→ EXERCISE
Scan the records for the word "minutes". Copy each line that includes it.

Data excerpts
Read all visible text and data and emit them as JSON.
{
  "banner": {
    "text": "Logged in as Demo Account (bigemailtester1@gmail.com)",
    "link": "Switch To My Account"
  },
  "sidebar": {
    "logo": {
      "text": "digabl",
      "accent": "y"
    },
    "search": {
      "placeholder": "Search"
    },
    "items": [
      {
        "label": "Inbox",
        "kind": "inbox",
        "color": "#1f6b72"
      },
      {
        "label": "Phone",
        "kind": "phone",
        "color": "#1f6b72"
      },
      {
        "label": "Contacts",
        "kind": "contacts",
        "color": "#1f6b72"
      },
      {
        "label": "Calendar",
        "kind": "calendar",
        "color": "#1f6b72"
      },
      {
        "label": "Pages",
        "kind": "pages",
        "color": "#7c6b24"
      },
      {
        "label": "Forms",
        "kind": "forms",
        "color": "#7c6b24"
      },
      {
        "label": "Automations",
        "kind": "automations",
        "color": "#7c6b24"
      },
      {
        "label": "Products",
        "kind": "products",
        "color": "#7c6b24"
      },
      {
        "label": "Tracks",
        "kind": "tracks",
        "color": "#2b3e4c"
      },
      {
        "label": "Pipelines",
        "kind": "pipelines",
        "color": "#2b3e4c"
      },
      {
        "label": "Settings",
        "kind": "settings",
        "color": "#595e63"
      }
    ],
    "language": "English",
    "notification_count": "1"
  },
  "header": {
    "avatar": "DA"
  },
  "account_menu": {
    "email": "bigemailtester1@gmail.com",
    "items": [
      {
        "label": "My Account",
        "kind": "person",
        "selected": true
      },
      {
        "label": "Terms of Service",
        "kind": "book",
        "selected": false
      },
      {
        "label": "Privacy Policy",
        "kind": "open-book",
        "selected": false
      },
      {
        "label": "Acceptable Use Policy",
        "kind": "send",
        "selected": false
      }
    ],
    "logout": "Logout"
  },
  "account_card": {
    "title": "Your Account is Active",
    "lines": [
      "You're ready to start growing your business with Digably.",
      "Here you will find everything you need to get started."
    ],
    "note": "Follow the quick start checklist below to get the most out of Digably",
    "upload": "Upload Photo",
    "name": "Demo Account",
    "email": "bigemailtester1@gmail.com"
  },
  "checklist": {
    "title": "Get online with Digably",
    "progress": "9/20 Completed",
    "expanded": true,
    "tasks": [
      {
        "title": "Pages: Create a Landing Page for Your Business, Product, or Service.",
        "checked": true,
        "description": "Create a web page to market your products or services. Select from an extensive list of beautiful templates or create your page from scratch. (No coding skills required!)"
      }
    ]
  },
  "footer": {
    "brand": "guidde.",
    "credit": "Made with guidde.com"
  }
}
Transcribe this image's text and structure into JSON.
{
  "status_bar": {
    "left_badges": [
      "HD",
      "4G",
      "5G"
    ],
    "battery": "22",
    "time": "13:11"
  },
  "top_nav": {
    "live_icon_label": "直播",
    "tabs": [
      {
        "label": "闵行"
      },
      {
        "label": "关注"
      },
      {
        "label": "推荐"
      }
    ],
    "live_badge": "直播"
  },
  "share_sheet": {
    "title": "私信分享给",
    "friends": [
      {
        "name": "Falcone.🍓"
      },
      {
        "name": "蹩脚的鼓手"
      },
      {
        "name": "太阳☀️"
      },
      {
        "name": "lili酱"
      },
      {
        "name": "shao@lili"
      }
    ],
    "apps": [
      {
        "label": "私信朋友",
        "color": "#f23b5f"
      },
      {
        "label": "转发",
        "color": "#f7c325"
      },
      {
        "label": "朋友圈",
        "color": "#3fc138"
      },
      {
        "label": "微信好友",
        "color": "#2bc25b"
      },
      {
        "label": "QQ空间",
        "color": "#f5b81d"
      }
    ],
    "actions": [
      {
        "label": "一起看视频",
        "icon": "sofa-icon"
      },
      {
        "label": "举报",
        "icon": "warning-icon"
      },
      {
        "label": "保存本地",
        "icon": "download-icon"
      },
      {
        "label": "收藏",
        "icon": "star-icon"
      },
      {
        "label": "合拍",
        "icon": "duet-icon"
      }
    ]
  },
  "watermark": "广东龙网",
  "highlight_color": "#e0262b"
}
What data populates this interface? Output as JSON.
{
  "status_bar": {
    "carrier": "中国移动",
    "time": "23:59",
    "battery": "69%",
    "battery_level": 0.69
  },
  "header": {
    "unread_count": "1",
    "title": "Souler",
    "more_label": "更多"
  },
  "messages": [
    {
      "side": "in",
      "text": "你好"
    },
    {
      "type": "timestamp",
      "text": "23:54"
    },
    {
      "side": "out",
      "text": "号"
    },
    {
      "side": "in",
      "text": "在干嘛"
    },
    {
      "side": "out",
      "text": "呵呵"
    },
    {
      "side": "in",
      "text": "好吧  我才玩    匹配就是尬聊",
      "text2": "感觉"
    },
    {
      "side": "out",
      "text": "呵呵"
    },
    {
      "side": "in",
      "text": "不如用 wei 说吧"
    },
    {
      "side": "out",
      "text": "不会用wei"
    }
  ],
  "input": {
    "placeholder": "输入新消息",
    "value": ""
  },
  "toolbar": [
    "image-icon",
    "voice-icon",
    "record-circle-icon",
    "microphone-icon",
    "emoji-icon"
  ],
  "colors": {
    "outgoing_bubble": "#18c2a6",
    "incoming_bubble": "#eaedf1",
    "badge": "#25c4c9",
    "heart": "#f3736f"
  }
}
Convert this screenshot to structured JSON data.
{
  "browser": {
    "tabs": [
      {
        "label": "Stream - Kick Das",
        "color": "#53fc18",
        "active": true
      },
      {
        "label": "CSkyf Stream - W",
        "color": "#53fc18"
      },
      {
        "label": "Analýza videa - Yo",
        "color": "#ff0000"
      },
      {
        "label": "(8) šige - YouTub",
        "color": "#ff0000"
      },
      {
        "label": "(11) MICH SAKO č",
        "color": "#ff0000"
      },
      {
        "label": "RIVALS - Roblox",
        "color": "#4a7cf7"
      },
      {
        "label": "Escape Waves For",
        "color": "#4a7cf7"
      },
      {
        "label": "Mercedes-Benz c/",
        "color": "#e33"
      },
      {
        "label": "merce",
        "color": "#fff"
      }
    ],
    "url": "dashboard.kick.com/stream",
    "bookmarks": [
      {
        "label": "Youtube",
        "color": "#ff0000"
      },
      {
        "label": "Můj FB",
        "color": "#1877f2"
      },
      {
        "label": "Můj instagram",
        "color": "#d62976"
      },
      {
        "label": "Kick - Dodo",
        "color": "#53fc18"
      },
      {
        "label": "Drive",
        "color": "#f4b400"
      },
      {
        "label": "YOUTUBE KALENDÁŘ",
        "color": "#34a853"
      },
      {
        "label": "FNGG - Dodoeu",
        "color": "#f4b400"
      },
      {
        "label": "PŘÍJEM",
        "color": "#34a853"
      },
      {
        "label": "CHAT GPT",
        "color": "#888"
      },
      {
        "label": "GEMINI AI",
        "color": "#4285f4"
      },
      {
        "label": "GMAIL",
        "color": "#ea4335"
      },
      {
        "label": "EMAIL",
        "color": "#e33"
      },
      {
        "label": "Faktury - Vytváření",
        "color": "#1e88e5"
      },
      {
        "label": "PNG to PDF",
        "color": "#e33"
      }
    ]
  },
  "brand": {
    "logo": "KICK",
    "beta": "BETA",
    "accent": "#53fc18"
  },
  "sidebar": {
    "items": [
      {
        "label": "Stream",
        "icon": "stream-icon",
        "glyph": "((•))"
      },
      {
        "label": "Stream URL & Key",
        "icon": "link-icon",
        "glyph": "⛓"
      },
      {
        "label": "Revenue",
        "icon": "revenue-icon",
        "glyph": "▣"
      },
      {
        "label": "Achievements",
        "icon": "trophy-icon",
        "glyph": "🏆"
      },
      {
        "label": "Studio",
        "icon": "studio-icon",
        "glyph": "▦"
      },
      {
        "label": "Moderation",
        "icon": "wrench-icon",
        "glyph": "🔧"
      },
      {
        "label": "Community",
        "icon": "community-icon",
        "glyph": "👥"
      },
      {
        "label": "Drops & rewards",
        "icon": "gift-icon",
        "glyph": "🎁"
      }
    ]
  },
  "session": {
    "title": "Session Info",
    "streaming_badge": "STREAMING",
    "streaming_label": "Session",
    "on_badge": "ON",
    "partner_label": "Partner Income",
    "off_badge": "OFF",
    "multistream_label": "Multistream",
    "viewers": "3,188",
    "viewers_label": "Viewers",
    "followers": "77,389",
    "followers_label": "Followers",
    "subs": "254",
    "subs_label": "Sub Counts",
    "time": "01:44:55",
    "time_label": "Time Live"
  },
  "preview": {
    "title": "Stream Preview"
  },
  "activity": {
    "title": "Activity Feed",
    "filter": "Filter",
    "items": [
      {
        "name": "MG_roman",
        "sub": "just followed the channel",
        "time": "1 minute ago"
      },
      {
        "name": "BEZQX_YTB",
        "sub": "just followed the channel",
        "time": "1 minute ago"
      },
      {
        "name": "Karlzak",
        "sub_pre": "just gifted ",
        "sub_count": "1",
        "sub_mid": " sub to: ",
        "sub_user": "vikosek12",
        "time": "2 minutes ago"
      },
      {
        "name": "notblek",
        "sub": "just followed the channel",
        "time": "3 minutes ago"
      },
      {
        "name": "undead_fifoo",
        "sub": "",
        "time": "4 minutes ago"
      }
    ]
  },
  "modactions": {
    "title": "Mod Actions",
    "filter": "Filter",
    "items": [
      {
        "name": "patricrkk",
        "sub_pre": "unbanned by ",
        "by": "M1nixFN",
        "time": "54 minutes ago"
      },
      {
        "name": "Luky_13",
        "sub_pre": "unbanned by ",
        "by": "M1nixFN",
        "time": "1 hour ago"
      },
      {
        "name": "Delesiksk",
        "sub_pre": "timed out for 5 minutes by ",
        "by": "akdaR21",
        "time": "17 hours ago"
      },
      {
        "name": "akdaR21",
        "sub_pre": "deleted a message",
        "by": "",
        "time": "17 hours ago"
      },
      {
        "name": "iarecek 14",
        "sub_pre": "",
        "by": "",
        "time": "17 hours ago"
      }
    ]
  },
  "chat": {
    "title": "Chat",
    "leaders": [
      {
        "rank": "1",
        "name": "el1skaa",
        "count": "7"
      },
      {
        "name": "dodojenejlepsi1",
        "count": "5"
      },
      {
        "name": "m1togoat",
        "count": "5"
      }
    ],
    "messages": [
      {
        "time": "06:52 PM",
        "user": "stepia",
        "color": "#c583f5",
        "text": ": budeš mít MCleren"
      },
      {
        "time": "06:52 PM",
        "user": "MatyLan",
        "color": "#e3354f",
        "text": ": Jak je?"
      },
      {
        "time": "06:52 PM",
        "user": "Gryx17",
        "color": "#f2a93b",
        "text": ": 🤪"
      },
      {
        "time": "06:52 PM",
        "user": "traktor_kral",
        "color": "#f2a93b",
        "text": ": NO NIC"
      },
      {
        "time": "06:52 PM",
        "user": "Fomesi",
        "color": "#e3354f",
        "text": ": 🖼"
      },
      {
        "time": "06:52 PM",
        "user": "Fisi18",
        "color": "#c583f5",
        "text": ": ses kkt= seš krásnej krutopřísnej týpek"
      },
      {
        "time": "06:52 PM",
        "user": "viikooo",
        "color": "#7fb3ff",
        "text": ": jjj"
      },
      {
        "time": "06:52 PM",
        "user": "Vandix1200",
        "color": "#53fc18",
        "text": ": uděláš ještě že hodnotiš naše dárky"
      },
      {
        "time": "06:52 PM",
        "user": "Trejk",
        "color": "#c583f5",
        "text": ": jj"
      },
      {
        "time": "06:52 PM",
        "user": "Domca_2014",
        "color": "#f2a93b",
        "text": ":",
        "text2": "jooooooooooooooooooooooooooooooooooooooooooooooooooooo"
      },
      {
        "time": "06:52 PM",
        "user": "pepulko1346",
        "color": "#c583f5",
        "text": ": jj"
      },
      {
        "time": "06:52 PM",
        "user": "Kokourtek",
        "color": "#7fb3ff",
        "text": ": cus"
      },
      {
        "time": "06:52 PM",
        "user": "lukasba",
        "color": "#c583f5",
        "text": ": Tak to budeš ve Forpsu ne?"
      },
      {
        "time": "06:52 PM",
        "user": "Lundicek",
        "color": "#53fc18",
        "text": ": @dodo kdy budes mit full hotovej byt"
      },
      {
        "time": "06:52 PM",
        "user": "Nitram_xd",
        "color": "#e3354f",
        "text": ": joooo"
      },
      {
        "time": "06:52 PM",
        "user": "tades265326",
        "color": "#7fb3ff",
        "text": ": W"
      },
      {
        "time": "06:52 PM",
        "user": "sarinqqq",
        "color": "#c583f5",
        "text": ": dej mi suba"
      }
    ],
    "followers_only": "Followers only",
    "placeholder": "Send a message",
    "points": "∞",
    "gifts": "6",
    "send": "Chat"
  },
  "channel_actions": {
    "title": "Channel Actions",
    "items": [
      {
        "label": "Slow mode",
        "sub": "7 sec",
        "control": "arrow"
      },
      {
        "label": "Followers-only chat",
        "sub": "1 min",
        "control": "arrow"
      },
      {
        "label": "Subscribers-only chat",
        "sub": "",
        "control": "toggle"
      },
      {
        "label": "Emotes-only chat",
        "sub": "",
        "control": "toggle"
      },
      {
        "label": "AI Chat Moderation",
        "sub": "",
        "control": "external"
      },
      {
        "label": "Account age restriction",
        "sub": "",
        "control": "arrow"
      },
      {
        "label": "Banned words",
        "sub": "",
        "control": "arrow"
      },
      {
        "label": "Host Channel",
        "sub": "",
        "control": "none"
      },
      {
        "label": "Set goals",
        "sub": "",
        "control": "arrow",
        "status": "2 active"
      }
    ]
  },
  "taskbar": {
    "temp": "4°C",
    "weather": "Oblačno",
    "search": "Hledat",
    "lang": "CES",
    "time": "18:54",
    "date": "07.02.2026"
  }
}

→ RESULT
        "time": "2 minutes ago"
        "time": "3 minutes ago"
        "time": "4 minutes ago"
        "time": "54 minutes ago"
        "sub_pre": "timed out for 5 minutes by ",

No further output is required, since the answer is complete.